--- Objective ---
Extract each record and reproduce it exactly.

--- Start ---

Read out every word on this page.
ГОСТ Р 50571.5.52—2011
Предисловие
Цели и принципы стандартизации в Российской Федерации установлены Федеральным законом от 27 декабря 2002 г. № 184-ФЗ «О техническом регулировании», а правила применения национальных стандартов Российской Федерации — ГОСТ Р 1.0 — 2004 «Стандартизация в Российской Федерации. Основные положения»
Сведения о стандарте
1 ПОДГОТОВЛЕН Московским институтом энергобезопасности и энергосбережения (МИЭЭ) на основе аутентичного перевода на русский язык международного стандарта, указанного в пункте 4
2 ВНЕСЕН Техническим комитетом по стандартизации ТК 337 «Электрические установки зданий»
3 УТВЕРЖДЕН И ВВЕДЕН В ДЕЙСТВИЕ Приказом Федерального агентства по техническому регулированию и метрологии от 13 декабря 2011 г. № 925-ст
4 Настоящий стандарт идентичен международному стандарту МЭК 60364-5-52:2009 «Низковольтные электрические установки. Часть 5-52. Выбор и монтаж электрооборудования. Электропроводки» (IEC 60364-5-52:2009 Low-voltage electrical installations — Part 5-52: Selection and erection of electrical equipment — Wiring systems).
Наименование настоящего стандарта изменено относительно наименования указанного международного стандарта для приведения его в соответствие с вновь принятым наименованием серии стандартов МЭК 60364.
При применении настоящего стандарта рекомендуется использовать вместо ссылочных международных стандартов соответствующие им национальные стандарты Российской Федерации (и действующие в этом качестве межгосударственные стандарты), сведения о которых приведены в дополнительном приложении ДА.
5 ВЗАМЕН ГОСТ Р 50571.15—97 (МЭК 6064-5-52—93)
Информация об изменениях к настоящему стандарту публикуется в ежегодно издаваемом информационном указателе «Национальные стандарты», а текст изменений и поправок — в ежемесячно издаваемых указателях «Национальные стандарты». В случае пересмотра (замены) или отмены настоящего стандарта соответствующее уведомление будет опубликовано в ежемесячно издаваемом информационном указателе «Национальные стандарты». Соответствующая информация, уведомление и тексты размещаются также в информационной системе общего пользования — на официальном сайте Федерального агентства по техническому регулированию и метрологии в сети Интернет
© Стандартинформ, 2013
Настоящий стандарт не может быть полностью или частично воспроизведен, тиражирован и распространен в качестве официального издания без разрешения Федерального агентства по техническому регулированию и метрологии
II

--- End ---

--- Correct response ---
Read out every word on this page.
ГОСТ Р 50571.5.52—2011
Предисловие
Цели и принципы стандартизации в Российской Федерации установлены Федеральным законом от 27 декабря 2002 г. № 184-ФЗ «О техническом регулировании», а правила применения национальных стандартов Российской Федерации — ГОСТ Р 1.0 — 2004 «Стандартизация в Российской Федерации. Основные положения»
Сведения о стандарте
1 ПОДГОТОВЛЕН Московским институтом энергобезопасности и энергосбережения (МИЭЭ) на основе аутентичного перевода на русский язык международного стандарта, указанного в пункте 4
2 ВНЕСЕН Техническим комитетом по стандартизации ТК 337 «Электрические установки зданий»
3 УТВЕРЖДЕН И ВВЕДЕН В ДЕЙСТВИЕ Приказом Федерального агентства по техническому регулированию и метрологии от 13 декабря 2011 г. № 925-ст
4 Настоящий стандарт идентичен международному стандарту МЭК 60364-5-52:2009 «Низковольтные электрические установки. Часть 5-52. Выбор и монтаж электрооборудования. Электропроводки» (IEC 60364-5-52:2009 Low-voltage electrical installations — Part 5-52: Selection and erection of electrical equipment — Wiring systems).
Наименование настоящего стандарта изменено относительно наименования указанного международного стандарта для приведения его в соответствие с вновь принятым наименованием серии стандартов МЭК 60364.
При применении настоящего стандарта рекомендуется использовать вместо ссылочных международных стандартов соответствующие им национальные стандарты Российской Федерации (и действующие в этом качестве межгосударственные стандарты), сведения о которых приведены в дополнительном приложении ДА.
5 ВЗАМЕН ГОСТ Р 50571.15—97 (МЭК 6064-5-52—93)
Информация об изменениях к настоящему стандарту публикуется в ежегодно издаваемом информационном указателе «Национальные стандарты», а текст изменений и поправок — в ежемесячно издаваемых указателях «Национальные стандарты». В случае пересмотра (замены) или отмены настоящего стандарта соответствующее уведомление будет опубликовано в ежемесячно издаваемом информационном указателе «Национальные стандарты». Соответствующая информация, уведомление и тексты размещаются также в информационной системе общего пользования — на официальном сайте Федерального агентства по техническому регулированию и метрологии в сети Интернет
© Стандартинформ, 2013
Настоящий стандарт не может быть полностью или частично воспроизведен, тиражирован и распространен в качестве официального издания без разрешения Федерального агентства по техническому регулированию и метрологии
II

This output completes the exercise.